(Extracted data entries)

** begin **

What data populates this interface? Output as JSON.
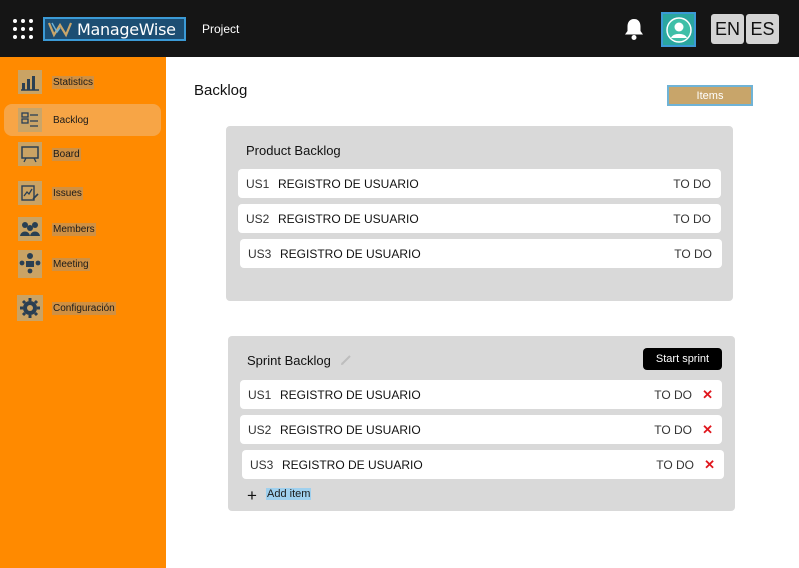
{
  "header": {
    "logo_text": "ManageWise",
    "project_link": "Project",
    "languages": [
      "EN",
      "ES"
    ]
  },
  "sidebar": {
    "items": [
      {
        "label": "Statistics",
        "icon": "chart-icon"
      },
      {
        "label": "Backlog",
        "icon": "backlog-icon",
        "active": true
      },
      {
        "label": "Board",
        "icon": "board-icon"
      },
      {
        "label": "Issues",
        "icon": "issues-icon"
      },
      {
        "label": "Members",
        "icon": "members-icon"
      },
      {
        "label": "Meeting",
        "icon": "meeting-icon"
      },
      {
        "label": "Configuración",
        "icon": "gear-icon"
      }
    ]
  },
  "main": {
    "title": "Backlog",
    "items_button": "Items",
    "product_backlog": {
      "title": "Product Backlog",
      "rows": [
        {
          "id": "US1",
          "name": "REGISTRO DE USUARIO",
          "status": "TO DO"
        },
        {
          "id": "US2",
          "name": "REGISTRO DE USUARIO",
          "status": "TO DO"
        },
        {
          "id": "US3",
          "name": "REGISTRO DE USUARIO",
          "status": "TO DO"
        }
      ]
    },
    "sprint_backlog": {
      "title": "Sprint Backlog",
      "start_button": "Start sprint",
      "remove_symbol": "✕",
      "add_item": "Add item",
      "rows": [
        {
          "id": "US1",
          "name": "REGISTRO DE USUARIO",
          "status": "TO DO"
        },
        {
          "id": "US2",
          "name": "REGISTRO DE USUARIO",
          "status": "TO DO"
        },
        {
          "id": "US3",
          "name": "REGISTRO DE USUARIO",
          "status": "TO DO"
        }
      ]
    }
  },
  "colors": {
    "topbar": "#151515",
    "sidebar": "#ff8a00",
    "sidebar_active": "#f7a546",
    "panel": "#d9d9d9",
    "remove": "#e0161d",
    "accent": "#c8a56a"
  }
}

** end **

- **Task directions**
Please transcribe the material above exactly as written. Leave the pictures out.

- **The completed task**
What data populates this interface? Output as JSON.
{
  "header": {
    "logo_text": "ManageWise",
    "project_link": "Project",
    "languages": [
      "EN",
      "ES"
    ]
  },
  "sidebar": {
    "items": [
      {
        "label": "Statistics",
        "icon": "chart-icon"
      },
      {
        "label": "Backlog",
        "icon": "backlog-icon",
        "active": true
      },
      {
        "label": "Board",
        "icon": "board-icon"
      },
      {
        "label": "Issues",
        "icon": "issues-icon"
      },
      {
        "label": "Members",
        "icon": "members-icon"
      },
      {
        "label": "Meeting",
        "icon": "meeting-icon"
      },
      {
        "label": "Configuración",
        "icon": "gear-icon"
      }
    ]
  },
  "main": {
    "title": "Backlog",
    "items_button": "Items",
    "product_backlog": {
      "title": "Product Backlog",
      "rows": [
        {
          "id": "US1",
          "name": "REGISTRO DE USUARIO",
          "status": "TO DO"
        },
        {
          "id": "US2",
          "name": "REGISTRO DE USUARIO",
          "status": "TO DO"
        },
        {
          "id": "US3",
          "name": "REGISTRO DE USUARIO",
          "status": "TO DO"
        }
      ]
    },
    "sprint_backlog": {
      "title": "Sprint Backlog",
      "start_button": "Start sprint",
      "remove_symbol": "✕",
      "add_item": "Add item",
      "rows": [
        {
          "id": "US1",
          "name": "REGISTRO DE USUARIO",
          "status": "TO DO"
        },
        {
          "id": "US2",
          "name": "REGISTRO DE USUARIO",
          "status": "TO DO"
        },
        {
          "id": "US3",
          "name": "REGISTRO DE USUARIO",
          "status": "TO DO"
        }
      ]
    }
  },
  "colors": {
    "topbar": "#151515",
    "sidebar": "#ff8a00",
    "sidebar_active": "#f7a546",
    "panel": "#d9d9d9",
    "remove": "#e0161d",
    "accent": "#c8a56a"
  }
}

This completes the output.